** Begin INPUT ROWS **

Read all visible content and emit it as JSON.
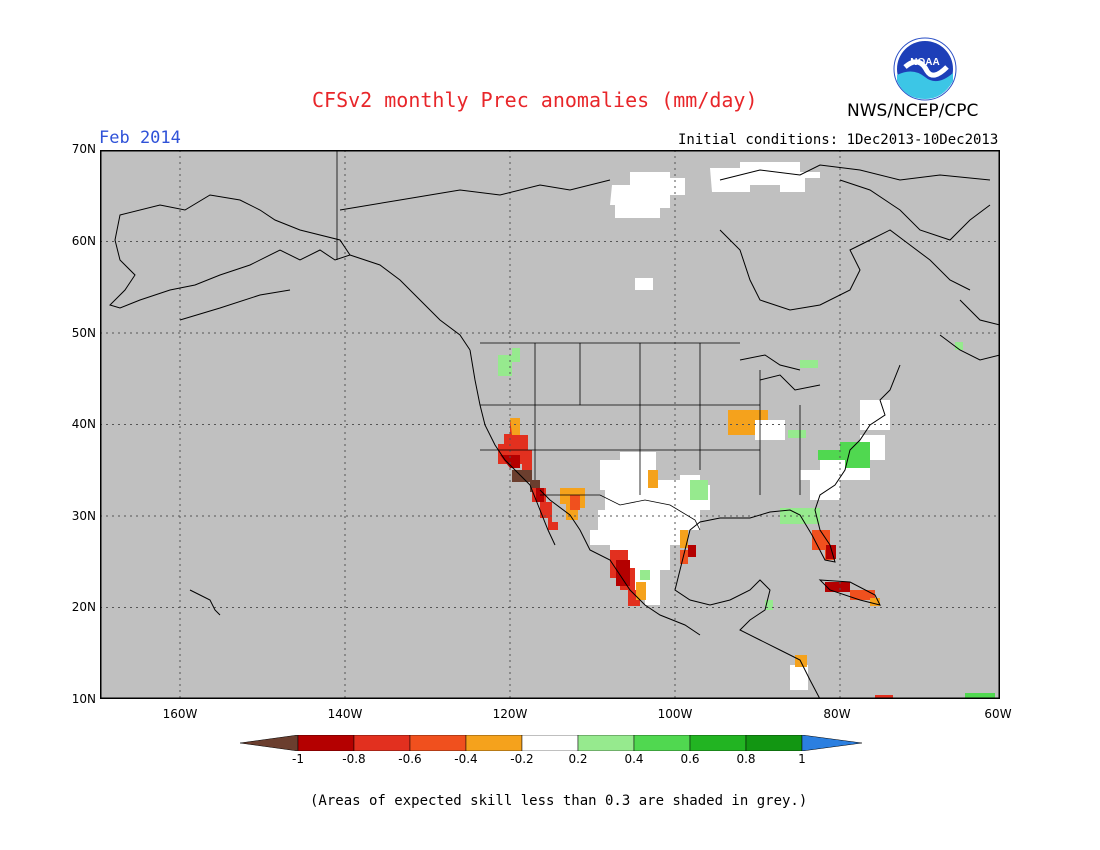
{
  "header": {
    "title": "CFSv2 monthly Prec anomalies (mm/day)",
    "agency": "NWS/NCEP/CPC",
    "logo_text": "NOAA",
    "valid_month": "Feb 2014",
    "initial_conditions": "Initial conditions: 1Dec2013-10Dec2013"
  },
  "map": {
    "projection": "lat-lon",
    "lon_range": [
      -172,
      -60
    ],
    "lat_range": [
      10,
      70
    ],
    "background_color": "#c0c0c0",
    "grid": "dotted",
    "lat_ticks": [
      "70N",
      "60N",
      "50N",
      "40N",
      "30N",
      "20N",
      "10N"
    ],
    "lon_ticks": [
      "160W",
      "140W",
      "120W",
      "100W",
      "80W",
      "60W"
    ]
  },
  "legend": {
    "tick_labels": [
      "-1",
      "-0.8",
      "-0.6",
      "-0.4",
      "-0.2",
      "0.2",
      "0.4",
      "0.6",
      "0.8",
      "1"
    ],
    "colors": [
      "#6b3e2e",
      "#b40000",
      "#e2301f",
      "#f0501e",
      "#f5a21c",
      "#ffffff",
      "#96ea8e",
      "#50d850",
      "#22b422",
      "#129612",
      "#2b7fe0"
    ]
  },
  "footnote": "(Areas of expected skill less than 0.3 are shaded in grey.)",
  "anomaly_regions": [
    {
      "name": "California coast",
      "class": "-0.6 to -0.8"
    },
    {
      "name": "Southern California",
      "class": "below -1"
    },
    {
      "name": "Baja California",
      "class": "-0.6 to -0.8"
    },
    {
      "name": "Arizona/Sonora",
      "class": "-0.2 to -0.4"
    },
    {
      "name": "West Mexico coast",
      "class": "-0.6 to -0.8"
    },
    {
      "name": "Texas / N Mexico",
      "class": "-0.2 to 0.2"
    },
    {
      "name": "Ohio Valley",
      "class": "-0.2 to -0.4"
    },
    {
      "name": "Southeast US",
      "class": "-0.2 to 0.2"
    },
    {
      "name": "Carolinas",
      "class": "0.4 to 0.6"
    },
    {
      "name": "South Florida",
      "class": "-0.6 to -0.8"
    },
    {
      "name": "Cuba",
      "class": "-0.6 to -0.8"
    },
    {
      "name": "Pacific Northwest",
      "class": "0.4 to 0.6"
    },
    {
      "name": "Northern Canada",
      "class": "-0.2 to 0.2"
    }
  ]
}
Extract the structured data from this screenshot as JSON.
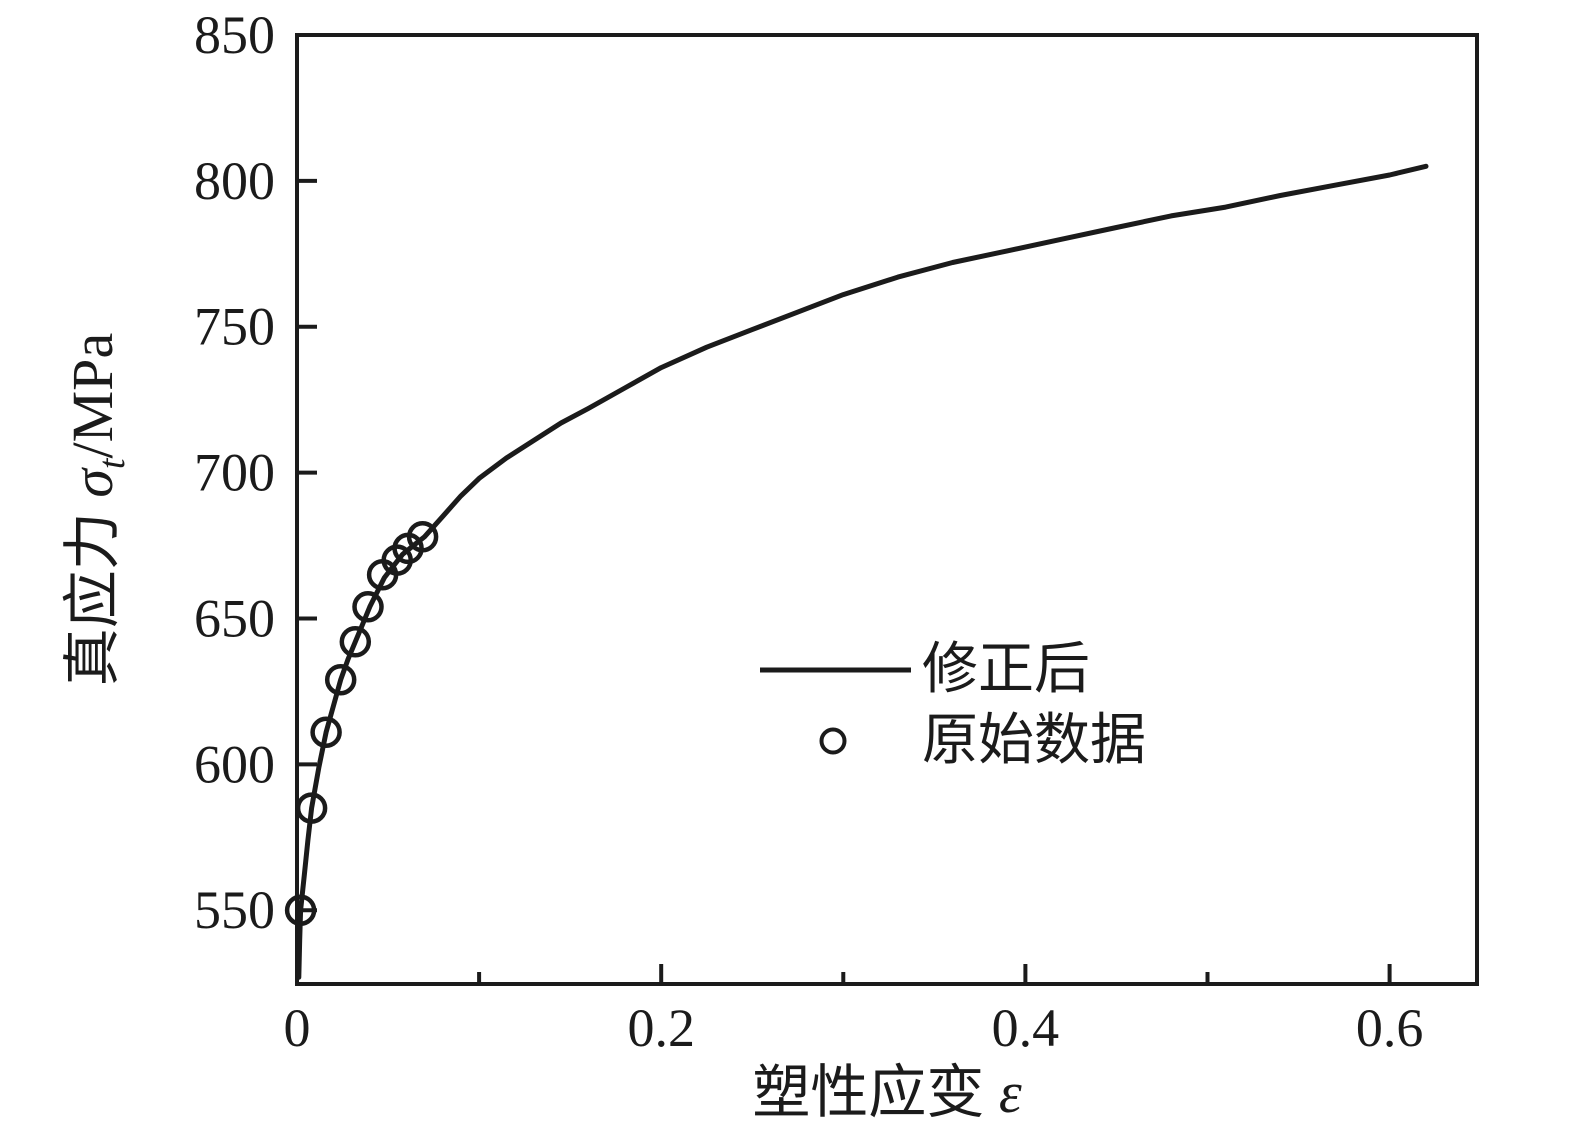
{
  "figure": {
    "background": "#ffffff",
    "ink_color": "#1b1b1b"
  },
  "chart_data": {
    "type": "line",
    "title": "",
    "xlabel": "塑性应变 ε",
    "ylabel": "真应力 σt/MPa",
    "xlabel_parts": {
      "prefix": "塑性应变 ",
      "symbol": "ε"
    },
    "ylabel_parts": {
      "prefix": "真应力 ",
      "symbol": "σ",
      "subscript": "t",
      "suffix": "/MPa"
    },
    "xlim": [
      0,
      0.648
    ],
    "ylim": [
      524.7,
      850
    ],
    "x_major_ticks": [
      0,
      0.2,
      0.4,
      0.6
    ],
    "x_major_tick_labels": [
      "0",
      "0.2",
      "0.4",
      "0.6"
    ],
    "x_minor_ticks": [
      0.1,
      0.3,
      0.5
    ],
    "y_major_ticks": [
      550,
      600,
      650,
      700,
      750,
      800,
      850
    ],
    "y_major_tick_labels": [
      "550",
      "600",
      "650",
      "700",
      "750",
      "800",
      "850"
    ],
    "grid": false,
    "legend_position": "center-right",
    "series": [
      {
        "name": "修正后",
        "kind": "line",
        "color": "#1b1b1b",
        "points": [
          [
            0.001,
            527
          ],
          [
            0.0015,
            540
          ],
          [
            0.002,
            550
          ],
          [
            0.004,
            562
          ],
          [
            0.006,
            574
          ],
          [
            0.008,
            585
          ],
          [
            0.012,
            599
          ],
          [
            0.016,
            611
          ],
          [
            0.02,
            620
          ],
          [
            0.024,
            629
          ],
          [
            0.028,
            636
          ],
          [
            0.032,
            642
          ],
          [
            0.036,
            648
          ],
          [
            0.04,
            654
          ],
          [
            0.044,
            659
          ],
          [
            0.048,
            664
          ],
          [
            0.053,
            668
          ],
          [
            0.058,
            672
          ],
          [
            0.064,
            675
          ],
          [
            0.07,
            678
          ],
          [
            0.08,
            685
          ],
          [
            0.09,
            692
          ],
          [
            0.1,
            698
          ],
          [
            0.115,
            705
          ],
          [
            0.13,
            711
          ],
          [
            0.145,
            717
          ],
          [
            0.16,
            722
          ],
          [
            0.18,
            729
          ],
          [
            0.2,
            736
          ],
          [
            0.225,
            743
          ],
          [
            0.25,
            749
          ],
          [
            0.275,
            755
          ],
          [
            0.3,
            761
          ],
          [
            0.33,
            767
          ],
          [
            0.36,
            772
          ],
          [
            0.39,
            776
          ],
          [
            0.42,
            780
          ],
          [
            0.45,
            784
          ],
          [
            0.48,
            788
          ],
          [
            0.51,
            791
          ],
          [
            0.54,
            795
          ],
          [
            0.57,
            798.5
          ],
          [
            0.6,
            802
          ],
          [
            0.62,
            805
          ]
        ]
      },
      {
        "name": "原始数据",
        "kind": "scatter",
        "marker": "open-circle",
        "color": "#1b1b1b",
        "points": [
          [
            0.002,
            550
          ],
          [
            0.008,
            585
          ],
          [
            0.016,
            611
          ],
          [
            0.024,
            629
          ],
          [
            0.032,
            642
          ],
          [
            0.039,
            654
          ],
          [
            0.047,
            665
          ],
          [
            0.055,
            670
          ],
          [
            0.061,
            674
          ],
          [
            0.069,
            678
          ]
        ]
      }
    ]
  }
}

** End INPUT ROWS **

▶ _DIRECTIVE_:
Transcribe the preceding listing in its entirety and with exact wording, leaving out pictures.

▶ _REPLY TO THE EXERCISE_:
Read all visible content and emit it as JSON.
{
  "header": {
    "title": "CFSv2 monthly Prec anomalies (mm/day)",
    "agency": "NWS/NCEP/CPC",
    "logo_text": "NOAA",
    "valid_month": "Feb 2014",
    "initial_conditions": "Initial conditions: 1Dec2013-10Dec2013"
  },
  "map": {
    "projection": "lat-lon",
    "lon_range": [
      -172,
      -60
    ],
    "lat_range": [
      10,
      70
    ],
    "background_color": "#c0c0c0",
    "grid": "dotted",
    "lat_ticks": [
      "70N",
      "60N",
      "50N",
      "40N",
      "30N",
      "20N",
      "10N"
    ],
    "lon_ticks": [
      "160W",
      "140W",
      "120W",
      "100W",
      "80W",
      "60W"
    ]
  },
  "legend": {
    "tick_labels": [
      "-1",
      "-0.8",
      "-0.6",
      "-0.4",
      "-0.2",
      "0.2",
      "0.4",
      "0.6",
      "0.8",
      "1"
    ],
    "colors": [
      "#6b3e2e",
      "#b40000",
      "#e2301f",
      "#f0501e",
      "#f5a21c",
      "#ffffff",
      "#96ea8e",
      "#50d850",
      "#22b422",
      "#129612",
      "#2b7fe0"
    ]
  },
  "footnote": "(Areas of expected skill less than 0.3 are shaded in grey.)",
  "anomaly_regions": [
    {
      "name": "California coast",
      "class": "-0.6 to -0.8"
    },
    {
      "name": "Southern California",
      "class": "below -1"
    },
    {
      "name": "Baja California",
      "class": "-0.6 to -0.8"
    },
    {
      "name": "Arizona/Sonora",
      "class": "-0.2 to -0.4"
    },
    {
      "name": "West Mexico coast",
      "class": "-0.6 to -0.8"
    },
    {
      "name": "Texas / N Mexico",
      "class": "-0.2 to 0.2"
    },
    {
      "name": "Ohio Valley",
      "class": "-0.2 to -0.4"
    },
    {
      "name": "Southeast US",
      "class": "-0.2 to 0.2"
    },
    {
      "name": "Carolinas",
      "class": "0.4 to 0.6"
    },
    {
      "name": "South Florida",
      "class": "-0.6 to -0.8"
    },
    {
      "name": "Cuba",
      "class": "-0.6 to -0.8"
    },
    {
      "name": "Pacific Northwest",
      "class": "0.4 to 0.6"
    },
    {
      "name": "Northern Canada",
      "class": "-0.2 to 0.2"
    }
  ]
}
Extract the structured data from this screenshot as JSON.
{
  "figure": {
    "background": "#ffffff",
    "ink_color": "#1b1b1b"
  },
  "chart_data": {
    "type": "line",
    "title": "",
    "xlabel": "塑性应变 ε",
    "ylabel": "真应力 σt/MPa",
    "xlabel_parts": {
      "prefix": "塑性应变 ",
      "symbol": "ε"
    },
    "ylabel_parts": {
      "prefix": "真应力 ",
      "symbol": "σ",
      "subscript": "t",
      "suffix": "/MPa"
    },
    "xlim": [
      0,
      0.648
    ],
    "ylim": [
      524.7,
      850
    ],
    "x_major_ticks": [
      0,
      0.2,
      0.4,
      0.6
    ],
    "x_major_tick_labels": [
      "0",
      "0.2",
      "0.4",
      "0.6"
    ],
    "x_minor_ticks": [
      0.1,
      0.3,
      0.5
    ],
    "y_major_ticks": [
      550,
      600,
      650,
      700,
      750,
      800,
      850
    ],
    "y_major_tick_labels": [
      "550",
      "600",
      "650",
      "700",
      "750",
      "800",
      "850"
    ],
    "grid": false,
    "legend_position": "center-right",
    "series": [
      {
        "name": "修正后",
        "kind": "line",
        "color": "#1b1b1b",
        "points": [
          [
            0.001,
            527
          ],
          [
            0.0015,
            540
          ],
          [
            0.002,
            550
          ],
          [
            0.004,
            562
          ],
          [
            0.006,
            574
          ],
          [
            0.008,
            585
          ],
          [
            0.012,
            599
          ],
          [
            0.016,
            611
          ],
          [
            0.02,
            620
          ],
          [
            0.024,
            629
          ],
          [
            0.028,
            636
          ],
          [
            0.032,
            642
          ],
          [
            0.036,
            648
          ],
          [
            0.04,
            654
          ],
          [
            0.044,
            659
          ],
          [
            0.048,
            664
          ],
          [
            0.053,
            668
          ],
          [
            0.058,
            672
          ],
          [
            0.064,
            675
          ],
          [
            0.07,
            678
          ],
          [
            0.08,
            685
          ],
          [
            0.09,
            692
          ],
          [
            0.1,
            698
          ],
          [
            0.115,
            705
          ],
          [
            0.13,
            711
          ],
          [
            0.145,
            717
          ],
          [
            0.16,
            722
          ],
          [
            0.18,
            729
          ],
          [
            0.2,
            736
          ],
          [
            0.225,
            743
          ],
          [
            0.25,
            749
          ],
          [
            0.275,
            755
          ],
          [
            0.3,
            761
          ],
          [
            0.33,
            767
          ],
          [
            0.36,
            772
          ],
          [
            0.39,
            776
          ],
          [
            0.42,
            780
          ],
          [
            0.45,
            784
          ],
          [
            0.48,
            788
          ],
          [
            0.51,
            791
          ],
          [
            0.54,
            795
          ],
          [
            0.57,
            798.5
          ],
          [
            0.6,
            802
          ],
          [
            0.62,
            805
          ]
        ]
      },
      {
        "name": "原始数据",
        "kind": "scatter",
        "marker": "open-circle",
        "color": "#1b1b1b",
        "points": [
          [
            0.002,
            550
          ],
          [
            0.008,
            585
          ],
          [
            0.016,
            611
          ],
          [
            0.024,
            629
          ],
          [
            0.032,
            642
          ],
          [
            0.039,
            654
          ],
          [
            0.047,
            665
          ],
          [
            0.055,
            670
          ],
          [
            0.061,
            674
          ],
          [
            0.069,
            678
          ]
        ]
      }
    ]
  }
}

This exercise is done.